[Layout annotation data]
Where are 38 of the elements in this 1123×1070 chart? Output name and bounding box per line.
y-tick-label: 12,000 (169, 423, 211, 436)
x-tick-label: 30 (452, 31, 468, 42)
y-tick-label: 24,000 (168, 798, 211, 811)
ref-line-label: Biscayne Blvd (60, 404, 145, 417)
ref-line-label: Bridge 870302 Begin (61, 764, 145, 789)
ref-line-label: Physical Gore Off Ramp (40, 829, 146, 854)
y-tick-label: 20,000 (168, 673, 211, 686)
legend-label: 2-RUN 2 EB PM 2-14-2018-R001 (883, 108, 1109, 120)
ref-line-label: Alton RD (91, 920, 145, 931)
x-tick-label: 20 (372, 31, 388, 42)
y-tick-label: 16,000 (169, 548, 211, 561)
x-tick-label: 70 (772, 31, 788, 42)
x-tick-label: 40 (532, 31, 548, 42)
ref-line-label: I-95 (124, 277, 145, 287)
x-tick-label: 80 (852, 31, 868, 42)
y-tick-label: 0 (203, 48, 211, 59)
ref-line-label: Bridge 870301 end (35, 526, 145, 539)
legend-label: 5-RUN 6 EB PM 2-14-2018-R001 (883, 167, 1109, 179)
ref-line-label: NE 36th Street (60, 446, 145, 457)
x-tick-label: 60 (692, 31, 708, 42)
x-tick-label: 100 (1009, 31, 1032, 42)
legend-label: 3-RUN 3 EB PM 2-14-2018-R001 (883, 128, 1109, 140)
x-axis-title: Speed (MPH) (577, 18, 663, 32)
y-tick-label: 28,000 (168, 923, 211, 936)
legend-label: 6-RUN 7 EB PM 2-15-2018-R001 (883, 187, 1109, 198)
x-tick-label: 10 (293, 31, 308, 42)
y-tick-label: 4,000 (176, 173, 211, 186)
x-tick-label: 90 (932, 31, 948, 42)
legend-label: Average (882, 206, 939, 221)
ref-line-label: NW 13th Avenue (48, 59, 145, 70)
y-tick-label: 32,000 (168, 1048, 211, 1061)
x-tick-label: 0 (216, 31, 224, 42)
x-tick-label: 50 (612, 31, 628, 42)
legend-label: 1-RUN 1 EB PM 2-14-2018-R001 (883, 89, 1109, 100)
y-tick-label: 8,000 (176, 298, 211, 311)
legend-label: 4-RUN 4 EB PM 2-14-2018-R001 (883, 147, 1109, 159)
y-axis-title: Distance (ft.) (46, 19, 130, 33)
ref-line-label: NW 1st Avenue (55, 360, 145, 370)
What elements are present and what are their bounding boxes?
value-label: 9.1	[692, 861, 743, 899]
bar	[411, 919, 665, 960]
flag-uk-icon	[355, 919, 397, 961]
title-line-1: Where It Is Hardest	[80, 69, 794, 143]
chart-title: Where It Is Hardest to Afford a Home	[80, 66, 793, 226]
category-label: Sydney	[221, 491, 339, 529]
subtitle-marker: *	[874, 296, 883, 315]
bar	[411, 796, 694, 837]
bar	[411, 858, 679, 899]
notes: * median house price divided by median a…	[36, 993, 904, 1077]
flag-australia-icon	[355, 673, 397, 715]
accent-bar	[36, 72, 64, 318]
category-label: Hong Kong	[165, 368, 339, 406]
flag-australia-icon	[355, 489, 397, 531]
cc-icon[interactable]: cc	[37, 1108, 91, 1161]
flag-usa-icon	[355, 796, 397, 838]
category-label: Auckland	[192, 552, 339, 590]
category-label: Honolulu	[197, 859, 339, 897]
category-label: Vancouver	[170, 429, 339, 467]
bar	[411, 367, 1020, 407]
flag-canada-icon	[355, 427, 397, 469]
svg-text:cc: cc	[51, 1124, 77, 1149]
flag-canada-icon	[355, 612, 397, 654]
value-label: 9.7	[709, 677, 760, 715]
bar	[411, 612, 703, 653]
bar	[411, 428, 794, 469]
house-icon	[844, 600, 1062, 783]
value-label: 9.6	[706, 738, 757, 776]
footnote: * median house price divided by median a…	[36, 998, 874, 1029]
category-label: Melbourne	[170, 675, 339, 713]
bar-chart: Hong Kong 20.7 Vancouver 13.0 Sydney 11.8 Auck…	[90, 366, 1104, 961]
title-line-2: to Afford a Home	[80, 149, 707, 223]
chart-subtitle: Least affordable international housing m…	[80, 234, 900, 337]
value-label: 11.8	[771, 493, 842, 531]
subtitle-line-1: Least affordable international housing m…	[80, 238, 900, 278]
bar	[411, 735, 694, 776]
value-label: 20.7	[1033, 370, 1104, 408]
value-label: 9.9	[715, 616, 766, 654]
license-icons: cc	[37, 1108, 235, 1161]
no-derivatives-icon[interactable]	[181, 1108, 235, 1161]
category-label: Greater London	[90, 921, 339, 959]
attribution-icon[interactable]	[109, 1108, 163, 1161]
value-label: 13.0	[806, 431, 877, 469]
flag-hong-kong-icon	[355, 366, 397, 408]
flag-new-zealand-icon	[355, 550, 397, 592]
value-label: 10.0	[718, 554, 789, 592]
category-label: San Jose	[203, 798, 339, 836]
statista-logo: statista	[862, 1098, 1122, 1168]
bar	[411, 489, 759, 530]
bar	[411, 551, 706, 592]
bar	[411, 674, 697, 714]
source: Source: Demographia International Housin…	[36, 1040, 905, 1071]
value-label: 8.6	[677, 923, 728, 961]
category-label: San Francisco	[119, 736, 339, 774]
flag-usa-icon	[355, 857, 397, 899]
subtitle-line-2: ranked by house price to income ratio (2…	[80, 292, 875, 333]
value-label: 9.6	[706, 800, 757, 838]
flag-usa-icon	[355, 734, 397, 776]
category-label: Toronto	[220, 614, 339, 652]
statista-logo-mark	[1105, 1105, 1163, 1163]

## Task to carry out
Convert all of the items above into a Markdown table with two columns, Row and Line. Put each line's number in the Row column and the line in the Line column, and leave out blank lines.

## Written reply
| Row | Line |
|---|---|
| 1 | Where are 38 of the elements in this 1123×1070 chart? Output name and bounding box per line. |
| 2 | y-tick-label: 12,000 (169, 423, 211, 436) |
| 3 | x-tick-label: 30 (452, 31, 468, 42) |
| 4 | y-tick-label: 24,000 (168, 798, 211, 811) |
| 5 | ref-line-label: Biscayne Blvd (60, 404, 145, 417) |
| 6 | ref-line-label: Bridge 870302 Begin (61, 764, 145, 789) |
| 7 | ref-line-label: Physical Gore Off Ramp (40, 829, 146, 854) |
| 8 | y-tick-label: 20,000 (168, 673, 211, 686) |
| 9 | legend-label: 2-RUN 2 EB PM 2-14-2018-R001 (883, 108, 1109, 120) |
| 10 | ref-line-label: Alton RD (91, 920, 145, 931) |
| 11 | x-tick-label: 20 (372, 31, 388, 42) |
| 12 | y-tick-label: 16,000 (169, 548, 211, 561) |
| 13 | x-tick-label: 70 (772, 31, 788, 42) |
| 14 | x-tick-label: 40 (532, 31, 548, 42) |
| 15 | ref-line-label: I-95 (124, 277, 145, 287) |
| 16 | x-tick-label: 80 (852, 31, 868, 42) |
| 17 | y-tick-label: 0 (203, 48, 211, 59) |
| 18 | ref-line-label: Bridge 870301 end (35, 526, 145, 539) |
| 19 | legend-label: 5-RUN 6 EB PM 2-14-2018-R001 (883, 167, 1109, 179) |
| 20 | ref-line-label: NE 36th Street (60, 446, 145, 457) |
| 21 | x-tick-label: 60 (692, 31, 708, 42) |
| 22 | x-tick-label: 100 (1009, 31, 1032, 42) |
| 23 | legend-label: 3-RUN 3 EB PM 2-14-2018-R001 (883, 128, 1109, 140) |
| 24 | x-axis-title: Speed (MPH) (577, 18, 663, 32) |
| 25 | y-tick-label: 28,000 (168, 923, 211, 936) |
| 26 | legend-label: 6-RUN 7 EB PM 2-15-2018-R001 (883, 187, 1109, 198) |
| 27 | x-tick-label: 10 (293, 31, 308, 42) |
| 28 | y-tick-label: 4,000 (176, 173, 211, 186) |
| 29 | x-tick-label: 90 (932, 31, 948, 42) |
| 30 | legend-label: Average (882, 206, 939, 221) |
| 31 | ref-line-label: NW 13th Avenue (48, 59, 145, 70) |
| 32 | y-tick-label: 32,000 (168, 1048, 211, 1061) |
| 33 | x-tick-label: 0 (216, 31, 224, 42) |
| 34 | x-tick-label: 50 (612, 31, 628, 42) |
| 35 | legend-label: 1-RUN 1 EB PM 2-14-2018-R001 (883, 89, 1109, 100) |
| 36 | y-tick-label: 8,000 (176, 298, 211, 311) |
| 37 | legend-label: 4-RUN 4 EB PM 2-14-2018-R001 (883, 147, 1109, 159) |
| 38 | y-axis-title: Distance (ft.) (46, 19, 130, 33) |
| 39 | ref-line-label: NW 1st Avenue (55, 360, 145, 370) |
| 40 | What elements are present and what are their bounding boxes? |
| 41 | value-label: 9.1	[692, 861, 743, 899] |
| 42 | bar	[411, 919, 665, 960] |
| 43 | flag-uk-icon	[355, 919, 397, 961] |
| 44 | title-line-1: Where It Is Hardest	[80, 69, 794, 143] |
| 45 | chart-title: Where It Is Hardest to Afford a Home	[80, 66, 793, 226] |
| 46 | category-label: Sydney	[221, 491, 339, 529] |
| 47 | subtitle-marker: *	[874, 296, 883, 315] |
| 48 | bar	[411, 796, 694, 837] |
| 49 | bar	[411, 858, 679, 899] |
| 50 | notes: * median house price divided by median a…	[36, 993, 904, 1077] |
| 51 | flag-australia-icon	[355, 673, 397, 715] |
| 52 | accent-bar	[36, 72, 64, 318] |
| 53 | category-label: Hong Kong	[165, 368, 339, 406] |
| 54 | flag-australia-icon	[355, 489, 397, 531] |
| 55 | cc-icon[interactable]: cc	[37, 1108, 91, 1161] |
| 56 | flag-usa-icon	[355, 796, 397, 838] |
| 57 | category-label: Auckland	[192, 552, 339, 590] |
| 58 | category-label: Honolulu	[197, 859, 339, 897] |
| 59 | category-label: Vancouver	[170, 429, 339, 467] |
| 60 | bar	[411, 367, 1020, 407] |
| 61 | flag-canada-icon	[355, 427, 397, 469] |
| 62 | svg-text:cc: cc	[51, 1124, 77, 1149] |
| 63 | flag-canada-icon	[355, 612, 397, 654] |
| 64 | value-label: 9.7	[709, 677, 760, 715] |
| 65 | bar	[411, 612, 703, 653] |
| 66 | bar	[411, 428, 794, 469] |
| 67 | house-icon	[844, 600, 1062, 783] |
| 68 | value-label: 9.6	[706, 738, 757, 776] |
| 69 | footnote: * median house price divided by median a…	[36, 998, 874, 1029] |
| 70 | category-label: Melbourne	[170, 675, 339, 713] |
| 71 | bar-chart: Hong Kong 20.7 Vancouver 13.0 Sydney 11.8 Auck…	[90, 366, 1104, 961] |
| 72 | title-line-2: to Afford a Home	[80, 149, 707, 223] |
| 73 | chart-subtitle: Least affordable international housing m…	[80, 234, 900, 337] |
| 74 | value-label: 11.8	[771, 493, 842, 531] |
| 75 | subtitle-line-1: Least affordable international housing m…	[80, 238, 900, 278] |
| 76 | bar	[411, 735, 694, 776] |
| 77 | value-label: 20.7	[1033, 370, 1104, 408] |
| 78 | value-label: 9.9	[715, 616, 766, 654] |
| 79 | license-icons: cc	[37, 1108, 235, 1161] |
| 80 | no-derivatives-icon[interactable]	[181, 1108, 235, 1161] |
| 81 | category-label: Greater London	[90, 921, 339, 959] |
| 82 | attribution-icon[interactable]	[109, 1108, 163, 1161] |
| 83 | value-label: 13.0	[806, 431, 877, 469] |
| 84 | flag-hong-kong-icon	[355, 366, 397, 408] |
| 85 | flag-new-zealand-icon	[355, 550, 397, 592] |
| 86 | value-label: 10.0	[718, 554, 789, 592] |
| 87 | category-label: San Jose	[203, 798, 339, 836] |
| 88 | statista-logo: statista	[862, 1098, 1122, 1168] |
| 89 | bar	[411, 489, 759, 530] |
| 90 | bar	[411, 551, 706, 592] |
| 91 | bar	[411, 674, 697, 714] |
| 92 | source: Source: Demographia International Housin…	[36, 1040, 905, 1071] |
| 93 | value-label: 8.6	[677, 923, 728, 961] |
| 94 | category-label: San Francisco	[119, 736, 339, 774] |
| 95 | flag-usa-icon	[355, 857, 397, 899] |
| 96 | subtitle-line-2: ranked by house price to income ratio (2…	[80, 292, 875, 333] |
| 97 | value-label: 9.6	[706, 800, 757, 838] |
| 98 | flag-usa-icon	[355, 734, 397, 776] |
| 99 | category-label: Toronto	[220, 614, 339, 652] |
| 100 | statista-logo-mark	[1105, 1105, 1163, 1163] |